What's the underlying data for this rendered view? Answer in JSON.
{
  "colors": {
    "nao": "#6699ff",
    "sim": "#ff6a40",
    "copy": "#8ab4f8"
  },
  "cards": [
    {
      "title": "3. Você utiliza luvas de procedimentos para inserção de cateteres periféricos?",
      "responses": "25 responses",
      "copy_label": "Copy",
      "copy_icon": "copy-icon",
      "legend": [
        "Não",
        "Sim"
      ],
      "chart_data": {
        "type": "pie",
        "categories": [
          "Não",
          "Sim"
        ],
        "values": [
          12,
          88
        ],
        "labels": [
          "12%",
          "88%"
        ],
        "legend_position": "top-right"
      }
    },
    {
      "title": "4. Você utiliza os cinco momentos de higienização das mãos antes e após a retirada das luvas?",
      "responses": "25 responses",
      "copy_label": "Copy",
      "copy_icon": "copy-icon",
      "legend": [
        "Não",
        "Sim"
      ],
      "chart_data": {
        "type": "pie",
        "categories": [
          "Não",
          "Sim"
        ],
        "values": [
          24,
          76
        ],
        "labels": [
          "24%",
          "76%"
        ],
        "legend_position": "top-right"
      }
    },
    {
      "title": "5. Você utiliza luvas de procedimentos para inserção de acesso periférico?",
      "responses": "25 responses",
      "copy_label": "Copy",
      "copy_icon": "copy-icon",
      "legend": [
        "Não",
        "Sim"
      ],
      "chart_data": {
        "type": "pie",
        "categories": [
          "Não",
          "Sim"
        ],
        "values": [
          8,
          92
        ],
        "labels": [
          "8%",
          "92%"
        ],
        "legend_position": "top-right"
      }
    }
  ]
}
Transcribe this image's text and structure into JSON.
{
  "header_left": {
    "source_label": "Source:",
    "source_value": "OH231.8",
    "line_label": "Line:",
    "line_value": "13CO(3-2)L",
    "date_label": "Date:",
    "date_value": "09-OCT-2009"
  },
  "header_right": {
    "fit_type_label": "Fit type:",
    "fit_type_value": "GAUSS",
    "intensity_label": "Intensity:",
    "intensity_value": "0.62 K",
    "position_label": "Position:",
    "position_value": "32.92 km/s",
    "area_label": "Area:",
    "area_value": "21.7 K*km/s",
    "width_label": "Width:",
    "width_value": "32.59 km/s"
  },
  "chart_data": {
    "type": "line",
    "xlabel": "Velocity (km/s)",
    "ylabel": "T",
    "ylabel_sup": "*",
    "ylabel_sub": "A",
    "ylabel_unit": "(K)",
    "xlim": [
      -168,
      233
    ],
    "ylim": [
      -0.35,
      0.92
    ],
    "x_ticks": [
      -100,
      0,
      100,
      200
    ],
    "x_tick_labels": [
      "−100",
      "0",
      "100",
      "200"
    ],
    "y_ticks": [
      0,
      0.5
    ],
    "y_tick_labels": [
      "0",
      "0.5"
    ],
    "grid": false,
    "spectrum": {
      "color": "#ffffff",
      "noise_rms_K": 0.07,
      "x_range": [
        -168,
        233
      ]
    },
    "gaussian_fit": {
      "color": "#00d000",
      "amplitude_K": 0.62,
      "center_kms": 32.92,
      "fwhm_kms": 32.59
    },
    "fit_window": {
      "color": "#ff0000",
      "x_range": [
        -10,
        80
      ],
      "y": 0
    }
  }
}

#### Problem to work on:
Without leaving anything out, quote all the data.

#### Correct result:
What's the underlying data for this rendered view? Answer in JSON.
{
  "colors": {
    "nao": "#6699ff",
    "sim": "#ff6a40",
    "copy": "#8ab4f8"
  },
  "cards": [
    {
      "title": "3. Você utiliza luvas de procedimentos para inserção de cateteres periféricos?",
      "responses": "25 responses",
      "copy_label": "Copy",
      "copy_icon": "copy-icon",
      "legend": [
        "Não",
        "Sim"
      ],
      "chart_data": {
        "type": "pie",
        "categories": [
          "Não",
          "Sim"
        ],
        "values": [
          12,
          88
        ],
        "labels": [
          "12%",
          "88%"
        ],
        "legend_position": "top-right"
      }
    },
    {
      "title": "4. Você utiliza os cinco momentos de higienização das mãos antes e após a retirada das luvas?",
      "responses": "25 responses",
      "copy_label": "Copy",
      "copy_icon": "copy-icon",
      "legend": [
        "Não",
        "Sim"
      ],
      "chart_data": {
        "type": "pie",
        "categories": [
          "Não",
          "Sim"
        ],
        "values": [
          24,
          76
        ],
        "labels": [
          "24%",
          "76%"
        ],
        "legend_position": "top-right"
      }
    },
    {
      "title": "5. Você utiliza luvas de procedimentos para inserção de acesso periférico?",
      "responses": "25 responses",
      "copy_label": "Copy",
      "copy_icon": "copy-icon",
      "legend": [
        "Não",
        "Sim"
      ],
      "chart_data": {
        "type": "pie",
        "categories": [
          "Não",
          "Sim"
        ],
        "values": [
          8,
          92
        ],
        "labels": [
          "8%",
          "92%"
        ],
        "legend_position": "top-right"
      }
    }
  ]
}
Transcribe this image's text and structure into JSON.
{
  "header_left": {
    "source_label": "Source:",
    "source_value": "OH231.8",
    "line_label": "Line:",
    "line_value": "13CO(3-2)L",
    "date_label": "Date:",
    "date_value": "09-OCT-2009"
  },
  "header_right": {
    "fit_type_label": "Fit type:",
    "fit_type_value": "GAUSS",
    "intensity_label": "Intensity:",
    "intensity_value": "0.62 K",
    "position_label": "Position:",
    "position_value": "32.92 km/s",
    "area_label": "Area:",
    "area_value": "21.7 K*km/s",
    "width_label": "Width:",
    "width_value": "32.59 km/s"
  },
  "chart_data": {
    "type": "line",
    "xlabel": "Velocity (km/s)",
    "ylabel": "T",
    "ylabel_sup": "*",
    "ylabel_sub": "A",
    "ylabel_unit": "(K)",
    "xlim": [
      -168,
      233
    ],
    "ylim": [
      -0.35,
      0.92
    ],
    "x_ticks": [
      -100,
      0,
      100,
      200
    ],
    "x_tick_labels": [
      "−100",
      "0",
      "100",
      "200"
    ],
    "y_ticks": [
      0,
      0.5
    ],
    "y_tick_labels": [
      "0",
      "0.5"
    ],
    "grid": false,
    "spectrum": {
      "color": "#ffffff",
      "noise_rms_K": 0.07,
      "x_range": [
        -168,
        233
      ]
    },
    "gaussian_fit": {
      "color": "#00d000",
      "amplitude_K": 0.62,
      "center_kms": 32.92,
      "fwhm_kms": 32.59
    },
    "fit_window": {
      "color": "#ff0000",
      "x_range": [
        -10,
        80
      ],
      "y": 0
    }
  }
}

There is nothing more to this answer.